Problem statement:
According to the figure caption, how many H⁺ ions do the hydrophobic subunits NuoAHJKLMN translocate per molecule of NADH oxidized?
** Opening Page text block **
Fig. 2: High persistence-conferring nuo* mutations target hydrophobic amino acids in transmembrane subunits and do not cause a complete loss of function of the complex.

a Modeled structure of E. coli complex I (see Methods). The cytoplasmic subunits NuoBCDEFGI (gray surfaces) catalyze NADH oxidation and transfer two electrons over a series of iron-sulfur clusters (not shown) to the quinone reduction site. The quinol flows further down the electron transport chain in the membrane (gray background) to be re-oxidized by terminal oxidases (not shown). The hydrophobic subunits NuoAHJKLMN (in colored surfaces) translocate four H⁺ ions per molecule of NADH that is oxidized by the cytoplasmic subunits. The membrane part is magnified in the inset and is annotated with the positions of amino acid variants found in high-persistence mutants (red spheres) and with residues that are crucial for proton translocation (blue sticks, based on refs. ^51,52,53). b, c High-persistence mutations are significantly enriched in b the membrane units and c predominantly target hydrophobic amino acids (Chi² comparison to random mutations, see Methods). d The nuo* mutations are causal for high persistence. Mutants with single mutations in each one of subunits L, M and N lose their high tolerance for amikacin (5h with 400 µg ml⁻¹) when nuo* mutations are repaired (mean ±stdevs, n = 3; *p < 0.0001 for a within-strain comparison from a two-way ANOVA with Šidák’s posttest). e Killing dynamics with amikacin (400 µg ml⁻¹) confirm the high persistence of nuo* point mutants in stationary phase and show that their effect cannot be mimicked by a single gene or operon knockout (in red). A model describing biphasic killing dynamics (lines ±95% CIs) was fitted to the data (means ±stdevs, n = 3; * fits are different based on AIC criterion). See also Supplementary Fig. 2. Source data are provided as a Source Data file.
** Closing Page text block **
** Opening Provided records block **
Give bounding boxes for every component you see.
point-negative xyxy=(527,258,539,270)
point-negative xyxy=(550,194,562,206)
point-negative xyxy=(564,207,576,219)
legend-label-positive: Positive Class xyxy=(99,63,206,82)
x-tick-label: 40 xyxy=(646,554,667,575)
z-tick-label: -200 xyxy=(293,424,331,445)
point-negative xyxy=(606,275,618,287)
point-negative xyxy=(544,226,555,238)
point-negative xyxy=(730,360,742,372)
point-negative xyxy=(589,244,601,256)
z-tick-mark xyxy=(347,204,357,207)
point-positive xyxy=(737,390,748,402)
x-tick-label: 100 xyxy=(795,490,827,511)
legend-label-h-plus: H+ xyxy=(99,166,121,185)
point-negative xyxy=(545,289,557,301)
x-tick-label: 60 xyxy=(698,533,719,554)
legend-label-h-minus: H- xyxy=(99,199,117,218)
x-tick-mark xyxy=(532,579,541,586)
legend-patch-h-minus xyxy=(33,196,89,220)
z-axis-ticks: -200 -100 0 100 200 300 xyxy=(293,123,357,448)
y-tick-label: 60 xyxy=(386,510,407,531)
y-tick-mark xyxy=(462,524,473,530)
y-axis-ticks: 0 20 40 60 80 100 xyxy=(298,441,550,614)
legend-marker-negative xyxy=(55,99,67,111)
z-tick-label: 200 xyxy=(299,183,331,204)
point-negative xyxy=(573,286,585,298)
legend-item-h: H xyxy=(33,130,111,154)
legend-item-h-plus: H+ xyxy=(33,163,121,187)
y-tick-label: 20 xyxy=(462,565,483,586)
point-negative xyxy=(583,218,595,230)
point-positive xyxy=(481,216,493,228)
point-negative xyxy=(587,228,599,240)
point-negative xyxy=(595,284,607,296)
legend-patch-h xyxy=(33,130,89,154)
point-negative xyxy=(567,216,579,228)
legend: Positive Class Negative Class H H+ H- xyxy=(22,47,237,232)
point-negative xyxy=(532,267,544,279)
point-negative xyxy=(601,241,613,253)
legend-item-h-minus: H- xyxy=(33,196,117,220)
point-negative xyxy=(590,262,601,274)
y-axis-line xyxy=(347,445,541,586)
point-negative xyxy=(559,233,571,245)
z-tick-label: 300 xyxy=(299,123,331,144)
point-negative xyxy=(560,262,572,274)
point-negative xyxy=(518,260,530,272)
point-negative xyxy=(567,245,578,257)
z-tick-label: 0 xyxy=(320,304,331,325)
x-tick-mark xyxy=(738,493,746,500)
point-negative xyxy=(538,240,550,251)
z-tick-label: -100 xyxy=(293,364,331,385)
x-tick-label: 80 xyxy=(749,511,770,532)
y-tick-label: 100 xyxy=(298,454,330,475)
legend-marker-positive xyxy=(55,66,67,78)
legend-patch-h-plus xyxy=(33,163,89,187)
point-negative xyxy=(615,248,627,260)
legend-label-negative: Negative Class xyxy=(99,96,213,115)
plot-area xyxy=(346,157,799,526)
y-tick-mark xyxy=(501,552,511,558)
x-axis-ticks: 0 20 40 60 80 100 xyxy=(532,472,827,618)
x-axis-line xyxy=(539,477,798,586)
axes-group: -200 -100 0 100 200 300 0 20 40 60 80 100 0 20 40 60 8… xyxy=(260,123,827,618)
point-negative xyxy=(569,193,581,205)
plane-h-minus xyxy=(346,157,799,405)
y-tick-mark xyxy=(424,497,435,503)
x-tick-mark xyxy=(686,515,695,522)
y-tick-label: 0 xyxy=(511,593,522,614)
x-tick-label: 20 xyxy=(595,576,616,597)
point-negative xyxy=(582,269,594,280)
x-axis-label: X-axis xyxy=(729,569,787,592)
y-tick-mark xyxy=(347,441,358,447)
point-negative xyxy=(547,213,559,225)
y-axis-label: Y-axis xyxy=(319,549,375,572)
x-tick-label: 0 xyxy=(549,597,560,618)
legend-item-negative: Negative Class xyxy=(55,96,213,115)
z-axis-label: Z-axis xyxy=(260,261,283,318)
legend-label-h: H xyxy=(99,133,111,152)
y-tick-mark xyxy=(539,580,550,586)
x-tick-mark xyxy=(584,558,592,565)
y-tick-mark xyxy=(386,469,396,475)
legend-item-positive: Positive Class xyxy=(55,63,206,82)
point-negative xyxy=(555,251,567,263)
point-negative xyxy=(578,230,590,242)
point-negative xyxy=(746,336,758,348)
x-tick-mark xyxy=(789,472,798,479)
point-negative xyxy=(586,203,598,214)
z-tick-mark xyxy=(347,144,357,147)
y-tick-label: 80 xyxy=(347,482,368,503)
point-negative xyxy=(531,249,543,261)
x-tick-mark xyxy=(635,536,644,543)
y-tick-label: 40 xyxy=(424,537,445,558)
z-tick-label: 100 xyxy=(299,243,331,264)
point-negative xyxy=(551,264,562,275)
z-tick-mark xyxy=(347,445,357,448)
** Closing Provided records block **
Completed task:
Four H⁺ ions.